§ **GIVEN TASK**: Starting at the line that contains "What data populates", quote each line exactly through the last line of the entries, both included.

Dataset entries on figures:
* BEGIN *

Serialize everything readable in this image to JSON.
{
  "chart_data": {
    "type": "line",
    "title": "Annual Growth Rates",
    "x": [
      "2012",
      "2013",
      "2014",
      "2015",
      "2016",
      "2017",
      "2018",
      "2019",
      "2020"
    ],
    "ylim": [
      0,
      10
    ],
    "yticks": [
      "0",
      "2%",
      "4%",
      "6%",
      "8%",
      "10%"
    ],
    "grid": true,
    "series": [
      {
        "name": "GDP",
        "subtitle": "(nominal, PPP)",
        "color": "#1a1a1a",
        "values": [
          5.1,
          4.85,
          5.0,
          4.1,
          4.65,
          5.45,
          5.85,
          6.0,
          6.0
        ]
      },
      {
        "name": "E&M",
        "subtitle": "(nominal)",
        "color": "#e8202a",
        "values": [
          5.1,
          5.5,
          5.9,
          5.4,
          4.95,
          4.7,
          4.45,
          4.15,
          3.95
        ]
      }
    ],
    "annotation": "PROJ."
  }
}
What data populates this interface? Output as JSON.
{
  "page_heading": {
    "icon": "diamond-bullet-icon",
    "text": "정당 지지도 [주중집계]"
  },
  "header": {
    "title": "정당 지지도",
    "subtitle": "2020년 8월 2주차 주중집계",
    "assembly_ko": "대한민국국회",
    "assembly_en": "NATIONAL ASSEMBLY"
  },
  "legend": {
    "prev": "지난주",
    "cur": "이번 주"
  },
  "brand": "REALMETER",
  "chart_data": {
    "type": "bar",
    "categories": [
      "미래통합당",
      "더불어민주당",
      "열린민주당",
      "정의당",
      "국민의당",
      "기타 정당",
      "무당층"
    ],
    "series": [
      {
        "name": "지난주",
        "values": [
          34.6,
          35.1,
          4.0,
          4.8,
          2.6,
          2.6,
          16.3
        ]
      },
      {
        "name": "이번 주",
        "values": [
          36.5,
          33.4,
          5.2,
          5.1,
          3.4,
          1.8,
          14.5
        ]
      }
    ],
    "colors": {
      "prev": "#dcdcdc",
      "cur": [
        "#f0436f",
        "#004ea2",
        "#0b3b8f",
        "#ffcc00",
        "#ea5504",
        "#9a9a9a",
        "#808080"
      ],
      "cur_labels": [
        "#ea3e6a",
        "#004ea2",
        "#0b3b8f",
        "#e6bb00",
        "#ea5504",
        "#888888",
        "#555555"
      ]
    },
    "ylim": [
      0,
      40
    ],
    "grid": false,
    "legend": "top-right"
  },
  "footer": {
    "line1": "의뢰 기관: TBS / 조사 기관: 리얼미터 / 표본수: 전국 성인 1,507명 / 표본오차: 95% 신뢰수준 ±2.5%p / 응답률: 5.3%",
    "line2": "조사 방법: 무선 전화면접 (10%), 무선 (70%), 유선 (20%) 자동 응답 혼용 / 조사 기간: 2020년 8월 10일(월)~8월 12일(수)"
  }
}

* END *

§ **OUTPUT FOR THIS TASK**:
What data populates this interface? Output as JSON.
{
  "page_heading": {
    "icon": "diamond-bullet-icon",
    "text": "정당 지지도 [주중집계]"
  },
  "header": {
    "title": "정당 지지도",
    "subtitle": "2020년 8월 2주차 주중집계",
    "assembly_ko": "대한민국국회",
    "assembly_en": "NATIONAL ASSEMBLY"
  },
  "legend": {
    "prev": "지난주",
    "cur": "이번 주"
  },
  "brand": "REALMETER",
  "chart_data": {
    "type": "bar",
    "categories": [
      "미래통합당",
      "더불어민주당",
      "열린민주당",
      "정의당",
      "국민의당",
      "기타 정당",
      "무당층"
    ],
    "series": [
      {
        "name": "지난주",
        "values": [
          34.6,
          35.1,
          4.0,
          4.8,
          2.6,
          2.6,
          16.3
        ]
      },
      {
        "name": "이번 주",
        "values": [
          36.5,
          33.4,
          5.2,
          5.1,
          3.4,
          1.8,
          14.5
        ]
      }
    ],
    "colors": {
      "prev": "#dcdcdc",
      "cur": [
        "#f0436f",
        "#004ea2",
        "#0b3b8f",
        "#ffcc00",
        "#ea5504",
        "#9a9a9a",
        "#808080"
      ],
      "cur_labels": [
        "#ea3e6a",
        "#004ea2",
        "#0b3b8f",
        "#e6bb00",
        "#ea5504",
        "#888888",
        "#555555"
      ]
    },
    "ylim": [
      0,
      40
    ],
    "grid": false,
    "legend": "top-right"
  },
  "footer": {
    "line1": "의뢰 기관: TBS / 조사 기관: 리얼미터 / 표본수: 전국 성인 1,507명 / 표본오차: 95% 신뢰수준 ±2.5%p / 응답률: 5.3%",
    "line2": "조사 방법: 무선 전화면접 (10%), 무선 (70%), 유선 (20%) 자동 응답 혼용 / 조사 기간: 2020년 8월 10일(월)~8월 12일(수)"
  }
}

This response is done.